EXERCISE DESCRIPTION: Images must not appear in your copy; reproduce every other part of the records exactly.

LISTING:
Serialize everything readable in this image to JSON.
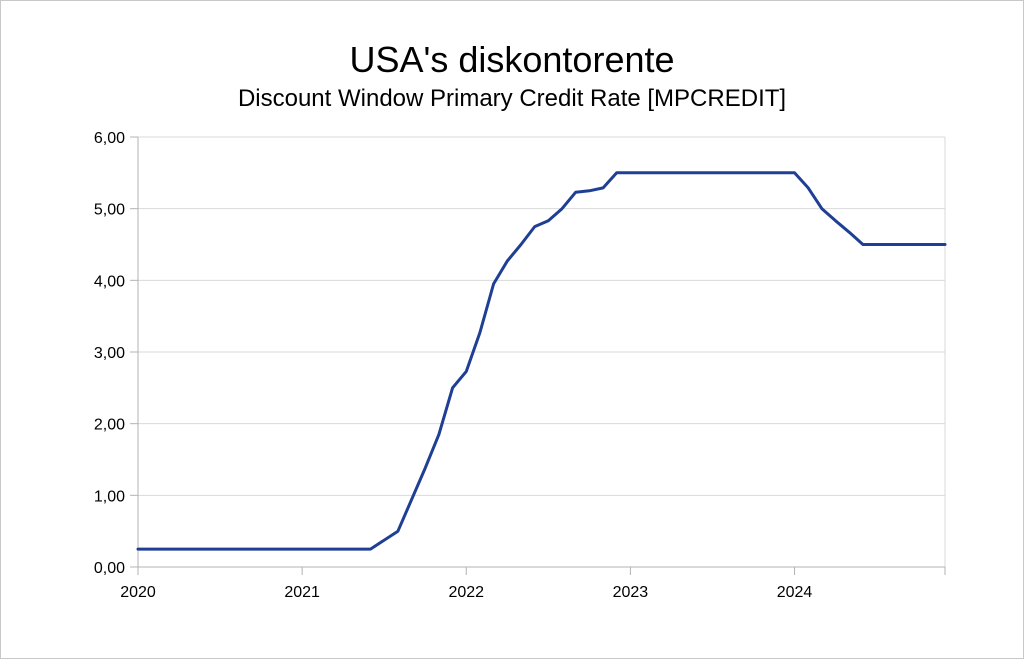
{
  "chart_data": {
    "type": "line",
    "title": "USA's diskontorente",
    "subtitle": "Discount Window Primary Credit Rate [MPCREDIT]",
    "xlabel": "",
    "ylabel": "",
    "x_ticks": [
      "2020",
      "2021",
      "2022",
      "2023",
      "2024"
    ],
    "y_ticks": [
      "0,00",
      "1,00",
      "2,00",
      "3,00",
      "4,00",
      "5,00",
      "6,00"
    ],
    "xlim": [
      "2020-01",
      "2024-12"
    ],
    "ylim": [
      0,
      6
    ],
    "grid": true,
    "legend": "none",
    "colors": {
      "series": "#1f3f94",
      "grid": "#d9d9d9",
      "axis": "#b3b3b3"
    },
    "series": [
      {
        "x": [
          "2020-01",
          "2021-06",
          "2021-08",
          "2021-10",
          "2021-11",
          "2021-12",
          "2022-01",
          "2022-02",
          "2022-03",
          "2022-04",
          "2022-05",
          "2022-06",
          "2022-07",
          "2022-08",
          "2022-09",
          "2022-10",
          "2022-11",
          "2022-12",
          "2023-01",
          "2023-02",
          "2023-03",
          "2023-04",
          "2023-05",
          "2023-06",
          "2023-07",
          "2023-08",
          "2023-09",
          "2023-10",
          "2023-11",
          "2023-12",
          "2024-01",
          "2024-02",
          "2024-03",
          "2024-04",
          "2024-05",
          "2024-06",
          "2024-07",
          "2024-08",
          "2024-09",
          "2024-10",
          "2024-11",
          "2024-12"
        ],
        "y": [
          0.25,
          0.25,
          0.5,
          1.38,
          1.85,
          2.5,
          2.73,
          3.27,
          3.95,
          4.27,
          4.5,
          4.75,
          4.83,
          5.0,
          5.23,
          5.25,
          5.29,
          5.5,
          5.5,
          5.5,
          5.5,
          5.5,
          5.5,
          5.5,
          5.5,
          5.5,
          5.5,
          5.5,
          5.5,
          5.5,
          5.5,
          5.29,
          5.0,
          4.83,
          4.67,
          4.5,
          4.5,
          4.5,
          4.5,
          4.5,
          4.5,
          4.5
        ]
      }
    ]
  }
}
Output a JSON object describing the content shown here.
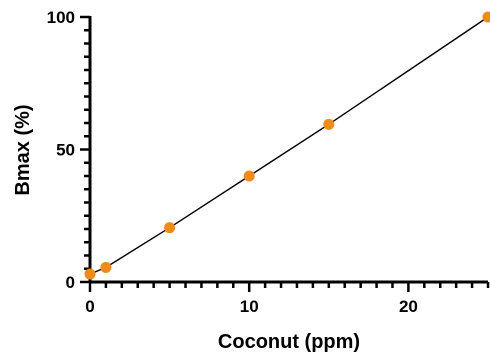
{
  "chart_data": {
    "type": "scatter",
    "xlabel": "Coconut (ppm)",
    "ylabel": "Bmax (%)",
    "xlim": [
      0,
      25
    ],
    "ylim": [
      0,
      100
    ],
    "x_ticks": [
      0,
      10,
      20
    ],
    "y_ticks": [
      0,
      50,
      100
    ],
    "x_minor_step": 1,
    "y_minor_step": 5,
    "grid": false,
    "marker_color": "#f28a16",
    "line_color": "#000000",
    "series": [
      {
        "points": [
          {
            "x": 0,
            "y": 3
          },
          {
            "x": 1,
            "y": 5.5
          },
          {
            "x": 5,
            "y": 20.5
          },
          {
            "x": 10,
            "y": 40
          },
          {
            "x": 15,
            "y": 59.5
          },
          {
            "x": 25,
            "y": 100
          }
        ],
        "fit_line": true
      }
    ]
  }
}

FULL SOLUTION:
Serialize everything readable in this image to JSON.
{
  "chart_data": {
    "type": "line",
    "title": "USA's diskontorente",
    "subtitle": "Discount Window Primary Credit Rate [MPCREDIT]",
    "xlabel": "",
    "ylabel": "",
    "x_ticks": [
      "2020",
      "2021",
      "2022",
      "2023",
      "2024"
    ],
    "y_ticks": [
      "0,00",
      "1,00",
      "2,00",
      "3,00",
      "4,00",
      "5,00",
      "6,00"
    ],
    "xlim": [
      "2020-01",
      "2024-12"
    ],
    "ylim": [
      0,
      6
    ],
    "grid": true,
    "legend": "none",
    "colors": {
      "series": "#1f3f94",
      "grid": "#d9d9d9",
      "axis": "#b3b3b3"
    },
    "series": [
      {
        "x": [
          "2020-01",
          "2021-06",
          "2021-08",
          "2021-10",
          "2021-11",
          "2021-12",
          "2022-01",
          "2022-02",
          "2022-03",
          "2022-04",
          "2022-05",
          "2022-06",
          "2022-07",
          "2022-08",
          "2022-09",
          "2022-10",
          "2022-11",
          "2022-12",
          "2023-01",
          "2023-02",
          "2023-03",
          "2023-04",
          "2023-05",
          "2023-06",
          "2023-07",
          "2023-08",
          "2023-09",
          "2023-10",
          "2023-11",
          "2023-12",
          "2024-01",
          "2024-02",
          "2024-03",
          "2024-04",
          "2024-05",
          "2024-06",
          "2024-07",
          "2024-08",
          "2024-09",
          "2024-10",
          "2024-11",
          "2024-12"
        ],
        "y": [
          0.25,
          0.25,
          0.5,
          1.38,
          1.85,
          2.5,
          2.73,
          3.27,
          3.95,
          4.27,
          4.5,
          4.75,
          4.83,
          5.0,
          5.23,
          5.25,
          5.29,
          5.5,
          5.5,
          5.5,
          5.5,
          5.5,
          5.5,
          5.5,
          5.5,
          5.5,
          5.5,
          5.5,
          5.5,
          5.5,
          5.5,
          5.29,
          5.0,
          4.83,
          4.67,
          4.5,
          4.5,
          4.5,
          4.5,
          4.5,
          4.5,
          4.5
        ]
      }
    ]
  }
}
Output a JSON object describing the content shown here.
{
  "chart_data": {
    "type": "scatter",
    "xlabel": "Coconut (ppm)",
    "ylabel": "Bmax (%)",
    "xlim": [
      0,
      25
    ],
    "ylim": [
      0,
      100
    ],
    "x_ticks": [
      0,
      10,
      20
    ],
    "y_ticks": [
      0,
      50,
      100
    ],
    "x_minor_step": 1,
    "y_minor_step": 5,
    "grid": false,
    "marker_color": "#f28a16",
    "line_color": "#000000",
    "series": [
      {
        "points": [
          {
            "x": 0,
            "y": 3
          },
          {
            "x": 1,
            "y": 5.5
          },
          {
            "x": 5,
            "y": 20.5
          },
          {
            "x": 10,
            "y": 40
          },
          {
            "x": 15,
            "y": 59.5
          },
          {
            "x": 25,
            "y": 100
          }
        ],
        "fit_line": true
      }
    ]
  }
}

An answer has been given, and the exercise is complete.